To be done: Please copy every line of the records below that holds the word "完成为满分".

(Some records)
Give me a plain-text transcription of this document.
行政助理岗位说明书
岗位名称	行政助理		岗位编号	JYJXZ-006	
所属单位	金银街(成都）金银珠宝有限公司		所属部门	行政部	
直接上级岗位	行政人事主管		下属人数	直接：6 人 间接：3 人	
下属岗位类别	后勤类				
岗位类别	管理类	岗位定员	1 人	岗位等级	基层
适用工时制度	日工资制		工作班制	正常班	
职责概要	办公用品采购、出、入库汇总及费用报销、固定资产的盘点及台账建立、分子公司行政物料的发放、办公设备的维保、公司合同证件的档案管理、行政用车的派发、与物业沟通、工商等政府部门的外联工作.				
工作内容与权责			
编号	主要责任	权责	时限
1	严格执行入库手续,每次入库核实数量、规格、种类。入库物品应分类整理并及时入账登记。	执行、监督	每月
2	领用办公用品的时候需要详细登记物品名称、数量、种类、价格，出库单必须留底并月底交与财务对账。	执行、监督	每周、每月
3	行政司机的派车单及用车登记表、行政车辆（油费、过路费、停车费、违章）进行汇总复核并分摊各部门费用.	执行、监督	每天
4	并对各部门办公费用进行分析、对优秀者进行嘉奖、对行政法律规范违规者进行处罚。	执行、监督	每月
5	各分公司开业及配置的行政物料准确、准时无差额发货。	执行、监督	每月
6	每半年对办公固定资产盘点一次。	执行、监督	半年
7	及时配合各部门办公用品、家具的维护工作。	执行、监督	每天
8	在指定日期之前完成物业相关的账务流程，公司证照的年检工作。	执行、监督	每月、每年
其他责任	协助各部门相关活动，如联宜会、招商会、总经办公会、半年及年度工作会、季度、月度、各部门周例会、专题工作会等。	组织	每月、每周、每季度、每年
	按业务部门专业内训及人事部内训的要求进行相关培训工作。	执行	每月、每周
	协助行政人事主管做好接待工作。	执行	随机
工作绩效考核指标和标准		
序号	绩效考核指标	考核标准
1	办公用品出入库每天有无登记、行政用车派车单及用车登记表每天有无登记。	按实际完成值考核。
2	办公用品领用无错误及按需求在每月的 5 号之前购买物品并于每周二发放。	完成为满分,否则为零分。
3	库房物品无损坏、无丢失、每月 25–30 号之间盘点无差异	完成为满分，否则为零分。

...

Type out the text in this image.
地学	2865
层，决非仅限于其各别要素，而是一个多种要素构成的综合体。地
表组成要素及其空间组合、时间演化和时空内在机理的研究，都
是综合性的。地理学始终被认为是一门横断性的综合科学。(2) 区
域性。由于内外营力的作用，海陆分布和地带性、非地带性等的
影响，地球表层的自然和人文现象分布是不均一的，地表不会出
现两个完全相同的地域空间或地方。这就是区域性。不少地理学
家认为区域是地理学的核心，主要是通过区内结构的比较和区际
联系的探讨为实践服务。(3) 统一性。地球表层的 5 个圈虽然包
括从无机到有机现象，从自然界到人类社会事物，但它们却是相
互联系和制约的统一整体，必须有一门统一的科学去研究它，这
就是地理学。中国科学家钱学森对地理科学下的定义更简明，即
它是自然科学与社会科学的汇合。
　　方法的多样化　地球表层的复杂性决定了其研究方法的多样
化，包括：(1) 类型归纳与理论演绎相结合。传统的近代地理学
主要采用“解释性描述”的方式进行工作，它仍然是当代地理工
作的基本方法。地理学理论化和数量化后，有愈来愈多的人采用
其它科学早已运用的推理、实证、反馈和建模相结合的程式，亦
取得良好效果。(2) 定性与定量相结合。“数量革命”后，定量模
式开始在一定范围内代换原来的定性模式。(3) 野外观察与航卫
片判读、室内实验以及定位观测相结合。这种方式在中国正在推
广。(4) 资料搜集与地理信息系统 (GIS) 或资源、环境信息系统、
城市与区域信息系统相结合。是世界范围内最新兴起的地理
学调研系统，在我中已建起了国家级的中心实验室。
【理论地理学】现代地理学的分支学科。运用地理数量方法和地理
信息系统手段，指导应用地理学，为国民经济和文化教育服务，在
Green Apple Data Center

Task output:
2	办公用品领用无错误及按需求在每月的 5 号之前购买物品并于每周二发放。	完成为满分,否则为零分。
3	库房物品无损坏、无丢失、每月 25–30 号之间盘点无差异	完成为满分，否则为零分。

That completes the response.